● Records for the task:
◆ ◆ ◆ ◆

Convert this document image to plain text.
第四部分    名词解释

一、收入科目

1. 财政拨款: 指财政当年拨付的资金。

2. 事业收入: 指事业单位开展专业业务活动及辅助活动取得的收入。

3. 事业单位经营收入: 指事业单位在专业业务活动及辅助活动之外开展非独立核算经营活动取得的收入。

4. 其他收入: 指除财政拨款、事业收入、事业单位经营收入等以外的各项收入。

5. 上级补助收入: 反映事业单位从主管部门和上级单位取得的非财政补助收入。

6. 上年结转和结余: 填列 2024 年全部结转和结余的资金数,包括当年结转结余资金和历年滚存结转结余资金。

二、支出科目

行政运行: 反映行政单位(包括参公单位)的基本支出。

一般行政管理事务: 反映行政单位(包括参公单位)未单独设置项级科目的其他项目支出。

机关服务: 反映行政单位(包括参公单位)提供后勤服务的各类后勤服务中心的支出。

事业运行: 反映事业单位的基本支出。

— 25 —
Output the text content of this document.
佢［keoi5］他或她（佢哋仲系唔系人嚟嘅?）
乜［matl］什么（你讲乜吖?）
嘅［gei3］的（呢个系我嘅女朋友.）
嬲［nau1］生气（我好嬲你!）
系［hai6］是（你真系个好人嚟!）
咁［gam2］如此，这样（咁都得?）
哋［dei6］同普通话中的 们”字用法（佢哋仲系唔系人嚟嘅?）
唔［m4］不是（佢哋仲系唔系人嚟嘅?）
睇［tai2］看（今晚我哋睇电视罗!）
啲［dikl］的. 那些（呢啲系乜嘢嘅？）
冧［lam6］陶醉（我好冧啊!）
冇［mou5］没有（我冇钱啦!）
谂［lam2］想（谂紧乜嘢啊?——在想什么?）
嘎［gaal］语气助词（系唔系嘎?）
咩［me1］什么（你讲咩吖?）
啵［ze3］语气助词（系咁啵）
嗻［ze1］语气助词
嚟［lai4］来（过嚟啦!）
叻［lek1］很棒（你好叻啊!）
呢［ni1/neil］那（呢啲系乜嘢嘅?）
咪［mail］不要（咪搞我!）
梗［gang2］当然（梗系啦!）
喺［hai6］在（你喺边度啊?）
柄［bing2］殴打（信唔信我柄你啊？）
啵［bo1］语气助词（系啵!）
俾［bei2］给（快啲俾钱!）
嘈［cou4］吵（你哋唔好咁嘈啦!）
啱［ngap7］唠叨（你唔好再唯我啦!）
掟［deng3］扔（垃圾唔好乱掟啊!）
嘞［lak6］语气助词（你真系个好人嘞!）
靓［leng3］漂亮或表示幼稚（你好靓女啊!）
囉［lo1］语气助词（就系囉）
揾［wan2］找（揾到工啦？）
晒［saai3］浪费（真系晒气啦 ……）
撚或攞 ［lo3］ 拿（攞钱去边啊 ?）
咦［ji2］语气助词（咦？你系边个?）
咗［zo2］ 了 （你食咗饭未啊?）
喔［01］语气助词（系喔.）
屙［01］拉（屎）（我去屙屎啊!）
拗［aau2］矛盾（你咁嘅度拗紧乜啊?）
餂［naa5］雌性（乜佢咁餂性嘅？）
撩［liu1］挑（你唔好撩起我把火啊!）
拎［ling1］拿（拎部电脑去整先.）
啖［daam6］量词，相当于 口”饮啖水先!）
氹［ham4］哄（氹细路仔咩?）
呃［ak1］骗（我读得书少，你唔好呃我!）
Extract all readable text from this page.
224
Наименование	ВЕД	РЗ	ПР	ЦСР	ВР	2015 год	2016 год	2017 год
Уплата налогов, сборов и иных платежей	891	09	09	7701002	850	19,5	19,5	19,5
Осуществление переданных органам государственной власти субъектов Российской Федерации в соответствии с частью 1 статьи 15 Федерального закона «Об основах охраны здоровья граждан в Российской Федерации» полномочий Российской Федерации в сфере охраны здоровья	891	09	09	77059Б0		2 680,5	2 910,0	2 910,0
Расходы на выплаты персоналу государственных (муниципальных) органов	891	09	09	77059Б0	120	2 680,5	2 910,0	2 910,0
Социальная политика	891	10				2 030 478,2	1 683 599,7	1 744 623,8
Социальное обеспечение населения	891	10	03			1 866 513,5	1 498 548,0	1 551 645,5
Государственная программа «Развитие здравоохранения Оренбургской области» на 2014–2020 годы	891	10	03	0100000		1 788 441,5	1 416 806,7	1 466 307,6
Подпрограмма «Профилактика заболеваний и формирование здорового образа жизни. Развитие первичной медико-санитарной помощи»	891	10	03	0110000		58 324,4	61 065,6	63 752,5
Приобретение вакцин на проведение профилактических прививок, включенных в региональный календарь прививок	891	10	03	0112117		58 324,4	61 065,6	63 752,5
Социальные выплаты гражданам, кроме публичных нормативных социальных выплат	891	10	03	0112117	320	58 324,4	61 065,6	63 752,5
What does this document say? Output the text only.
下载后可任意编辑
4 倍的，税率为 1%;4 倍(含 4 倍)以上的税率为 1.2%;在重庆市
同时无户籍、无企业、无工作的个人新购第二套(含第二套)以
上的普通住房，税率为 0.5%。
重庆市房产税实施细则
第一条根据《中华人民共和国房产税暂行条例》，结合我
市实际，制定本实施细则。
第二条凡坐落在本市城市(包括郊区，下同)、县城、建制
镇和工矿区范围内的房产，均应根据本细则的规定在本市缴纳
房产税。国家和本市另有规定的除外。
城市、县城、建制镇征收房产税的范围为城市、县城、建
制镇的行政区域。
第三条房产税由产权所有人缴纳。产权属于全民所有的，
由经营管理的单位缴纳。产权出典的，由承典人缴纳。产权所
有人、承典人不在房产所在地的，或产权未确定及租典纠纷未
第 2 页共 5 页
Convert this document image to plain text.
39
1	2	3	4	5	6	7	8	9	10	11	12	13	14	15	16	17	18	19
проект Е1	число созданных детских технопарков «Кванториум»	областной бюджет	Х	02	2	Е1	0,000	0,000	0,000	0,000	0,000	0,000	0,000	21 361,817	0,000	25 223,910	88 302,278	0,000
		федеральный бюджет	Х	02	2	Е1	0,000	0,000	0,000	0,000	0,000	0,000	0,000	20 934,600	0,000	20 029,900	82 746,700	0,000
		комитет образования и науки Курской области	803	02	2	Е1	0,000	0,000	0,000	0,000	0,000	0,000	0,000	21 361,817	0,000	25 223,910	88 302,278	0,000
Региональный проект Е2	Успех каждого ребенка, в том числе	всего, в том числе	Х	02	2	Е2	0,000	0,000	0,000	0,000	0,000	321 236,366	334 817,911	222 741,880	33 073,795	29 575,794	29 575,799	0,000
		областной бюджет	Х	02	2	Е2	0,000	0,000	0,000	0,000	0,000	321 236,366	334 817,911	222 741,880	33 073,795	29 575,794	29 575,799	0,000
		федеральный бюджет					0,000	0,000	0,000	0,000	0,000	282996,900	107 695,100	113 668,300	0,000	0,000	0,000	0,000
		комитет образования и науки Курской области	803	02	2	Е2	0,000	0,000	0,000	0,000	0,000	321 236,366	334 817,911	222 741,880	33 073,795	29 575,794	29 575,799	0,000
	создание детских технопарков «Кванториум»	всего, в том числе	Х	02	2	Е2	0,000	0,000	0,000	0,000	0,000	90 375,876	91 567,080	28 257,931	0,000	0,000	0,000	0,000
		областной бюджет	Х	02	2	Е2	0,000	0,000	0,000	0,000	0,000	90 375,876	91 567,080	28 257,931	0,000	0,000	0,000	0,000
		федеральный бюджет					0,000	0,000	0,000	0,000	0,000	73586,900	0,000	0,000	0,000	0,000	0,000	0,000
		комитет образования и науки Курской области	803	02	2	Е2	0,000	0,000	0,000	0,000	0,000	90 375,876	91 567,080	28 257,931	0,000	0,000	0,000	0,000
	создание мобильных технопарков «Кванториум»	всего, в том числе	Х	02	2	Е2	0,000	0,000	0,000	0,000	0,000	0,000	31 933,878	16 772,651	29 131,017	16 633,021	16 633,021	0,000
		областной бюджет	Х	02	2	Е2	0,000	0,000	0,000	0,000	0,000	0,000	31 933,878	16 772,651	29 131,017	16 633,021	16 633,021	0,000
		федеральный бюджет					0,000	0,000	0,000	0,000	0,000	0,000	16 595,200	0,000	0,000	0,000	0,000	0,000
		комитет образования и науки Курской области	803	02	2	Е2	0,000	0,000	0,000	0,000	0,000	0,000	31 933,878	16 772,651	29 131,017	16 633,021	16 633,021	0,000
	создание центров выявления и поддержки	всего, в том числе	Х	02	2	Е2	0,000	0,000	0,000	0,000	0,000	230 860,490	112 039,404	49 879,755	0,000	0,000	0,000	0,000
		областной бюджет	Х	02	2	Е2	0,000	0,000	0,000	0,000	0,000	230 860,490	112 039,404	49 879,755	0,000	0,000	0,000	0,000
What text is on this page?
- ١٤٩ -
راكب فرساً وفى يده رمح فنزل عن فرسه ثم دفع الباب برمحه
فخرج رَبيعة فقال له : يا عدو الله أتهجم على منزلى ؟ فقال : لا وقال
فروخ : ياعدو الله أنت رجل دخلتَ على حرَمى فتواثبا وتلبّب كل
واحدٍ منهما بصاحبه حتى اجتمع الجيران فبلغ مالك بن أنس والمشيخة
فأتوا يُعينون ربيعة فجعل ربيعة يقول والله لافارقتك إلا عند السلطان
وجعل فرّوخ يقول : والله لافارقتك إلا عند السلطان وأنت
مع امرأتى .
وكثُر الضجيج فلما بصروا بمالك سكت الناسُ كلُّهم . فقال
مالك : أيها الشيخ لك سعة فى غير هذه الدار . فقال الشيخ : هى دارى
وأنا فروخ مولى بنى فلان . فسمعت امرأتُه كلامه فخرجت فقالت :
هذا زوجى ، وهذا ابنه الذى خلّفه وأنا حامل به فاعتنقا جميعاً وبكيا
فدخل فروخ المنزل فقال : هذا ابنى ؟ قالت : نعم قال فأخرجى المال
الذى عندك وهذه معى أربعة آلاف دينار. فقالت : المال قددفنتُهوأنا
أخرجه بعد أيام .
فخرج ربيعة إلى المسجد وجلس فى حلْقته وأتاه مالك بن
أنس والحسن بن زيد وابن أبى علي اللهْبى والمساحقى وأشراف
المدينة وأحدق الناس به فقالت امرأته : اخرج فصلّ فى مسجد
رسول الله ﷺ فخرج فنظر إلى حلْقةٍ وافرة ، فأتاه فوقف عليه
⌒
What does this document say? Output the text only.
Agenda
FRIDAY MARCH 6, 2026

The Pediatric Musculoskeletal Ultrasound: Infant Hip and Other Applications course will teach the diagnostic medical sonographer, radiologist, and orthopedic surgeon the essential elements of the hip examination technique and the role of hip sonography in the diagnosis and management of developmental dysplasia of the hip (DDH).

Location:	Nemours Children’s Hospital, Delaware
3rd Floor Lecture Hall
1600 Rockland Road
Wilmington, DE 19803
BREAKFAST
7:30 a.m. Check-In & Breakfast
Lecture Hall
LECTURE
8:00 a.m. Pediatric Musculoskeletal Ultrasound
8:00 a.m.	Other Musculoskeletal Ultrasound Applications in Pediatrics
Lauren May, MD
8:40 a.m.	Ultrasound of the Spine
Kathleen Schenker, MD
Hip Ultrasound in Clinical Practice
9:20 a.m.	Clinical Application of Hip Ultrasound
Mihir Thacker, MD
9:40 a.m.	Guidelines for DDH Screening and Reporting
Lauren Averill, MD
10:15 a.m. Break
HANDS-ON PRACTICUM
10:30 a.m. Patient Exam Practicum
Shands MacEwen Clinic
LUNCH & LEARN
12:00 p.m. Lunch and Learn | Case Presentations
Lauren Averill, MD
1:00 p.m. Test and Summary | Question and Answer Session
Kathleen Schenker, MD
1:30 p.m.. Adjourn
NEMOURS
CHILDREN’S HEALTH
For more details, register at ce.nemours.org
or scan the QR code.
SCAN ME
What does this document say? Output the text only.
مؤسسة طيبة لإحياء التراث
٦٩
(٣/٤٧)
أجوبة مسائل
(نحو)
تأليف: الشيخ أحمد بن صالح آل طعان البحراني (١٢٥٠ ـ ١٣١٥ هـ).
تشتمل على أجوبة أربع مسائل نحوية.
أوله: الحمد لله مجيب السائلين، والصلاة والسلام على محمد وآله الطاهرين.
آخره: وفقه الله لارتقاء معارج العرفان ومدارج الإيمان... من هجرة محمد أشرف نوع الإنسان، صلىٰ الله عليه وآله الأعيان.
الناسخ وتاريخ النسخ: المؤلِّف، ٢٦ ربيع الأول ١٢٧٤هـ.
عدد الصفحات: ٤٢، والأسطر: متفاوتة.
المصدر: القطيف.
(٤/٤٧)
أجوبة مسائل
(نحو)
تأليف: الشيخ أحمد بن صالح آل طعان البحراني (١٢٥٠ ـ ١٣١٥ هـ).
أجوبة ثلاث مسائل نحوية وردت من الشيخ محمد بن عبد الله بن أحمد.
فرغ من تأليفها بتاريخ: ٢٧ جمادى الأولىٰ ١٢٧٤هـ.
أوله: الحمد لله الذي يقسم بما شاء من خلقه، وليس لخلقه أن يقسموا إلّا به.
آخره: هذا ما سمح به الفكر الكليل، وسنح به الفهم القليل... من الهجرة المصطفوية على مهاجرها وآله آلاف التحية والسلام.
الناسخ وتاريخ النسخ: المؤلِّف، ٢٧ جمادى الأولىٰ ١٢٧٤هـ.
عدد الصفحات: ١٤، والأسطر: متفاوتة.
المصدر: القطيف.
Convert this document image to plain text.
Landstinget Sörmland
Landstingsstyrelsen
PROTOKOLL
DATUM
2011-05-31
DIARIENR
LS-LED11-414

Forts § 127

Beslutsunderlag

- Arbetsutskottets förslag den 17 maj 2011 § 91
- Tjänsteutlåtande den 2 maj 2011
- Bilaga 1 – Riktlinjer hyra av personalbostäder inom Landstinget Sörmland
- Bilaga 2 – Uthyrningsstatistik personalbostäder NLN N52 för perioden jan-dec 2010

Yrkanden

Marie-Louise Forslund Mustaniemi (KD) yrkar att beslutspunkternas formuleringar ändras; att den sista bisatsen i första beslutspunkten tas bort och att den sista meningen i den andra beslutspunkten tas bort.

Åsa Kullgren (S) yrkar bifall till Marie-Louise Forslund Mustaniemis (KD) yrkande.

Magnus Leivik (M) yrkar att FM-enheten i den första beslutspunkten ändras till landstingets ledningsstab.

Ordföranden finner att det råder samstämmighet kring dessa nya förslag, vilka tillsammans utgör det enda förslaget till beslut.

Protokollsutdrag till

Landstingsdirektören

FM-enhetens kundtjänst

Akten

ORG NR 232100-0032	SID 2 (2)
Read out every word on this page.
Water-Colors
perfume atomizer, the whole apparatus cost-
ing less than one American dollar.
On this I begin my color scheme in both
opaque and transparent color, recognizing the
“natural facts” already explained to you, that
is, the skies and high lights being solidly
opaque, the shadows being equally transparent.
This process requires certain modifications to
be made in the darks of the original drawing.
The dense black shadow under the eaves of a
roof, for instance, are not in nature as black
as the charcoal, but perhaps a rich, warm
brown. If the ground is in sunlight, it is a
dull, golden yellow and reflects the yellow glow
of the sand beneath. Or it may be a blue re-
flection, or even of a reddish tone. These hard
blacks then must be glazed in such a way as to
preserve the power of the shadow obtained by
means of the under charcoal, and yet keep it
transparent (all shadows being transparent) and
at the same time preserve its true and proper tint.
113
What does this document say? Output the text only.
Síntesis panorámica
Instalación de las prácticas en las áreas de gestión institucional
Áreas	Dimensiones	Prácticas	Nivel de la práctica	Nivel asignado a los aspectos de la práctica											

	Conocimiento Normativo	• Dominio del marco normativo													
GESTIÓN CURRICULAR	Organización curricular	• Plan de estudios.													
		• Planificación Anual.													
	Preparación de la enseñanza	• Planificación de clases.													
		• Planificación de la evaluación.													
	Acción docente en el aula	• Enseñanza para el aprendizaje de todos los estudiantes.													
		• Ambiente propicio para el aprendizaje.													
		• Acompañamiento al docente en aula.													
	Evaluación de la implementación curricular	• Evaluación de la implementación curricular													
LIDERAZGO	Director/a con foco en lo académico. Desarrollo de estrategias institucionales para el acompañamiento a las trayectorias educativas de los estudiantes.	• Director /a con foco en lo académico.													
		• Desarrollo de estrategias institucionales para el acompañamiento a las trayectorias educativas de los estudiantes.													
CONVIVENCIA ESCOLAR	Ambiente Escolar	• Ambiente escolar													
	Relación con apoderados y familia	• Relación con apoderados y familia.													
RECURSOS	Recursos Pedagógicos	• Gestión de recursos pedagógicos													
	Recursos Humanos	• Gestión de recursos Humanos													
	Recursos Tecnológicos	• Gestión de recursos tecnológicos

◆ ◆ ◆ ◆

Show all lines in the entries above where the string "aprendizaje" appears.

	Acción docente en el aula	• Enseñanza para el aprendizaje de todos los estudiantes.													
		• Ambiente propicio para el aprendizaje.													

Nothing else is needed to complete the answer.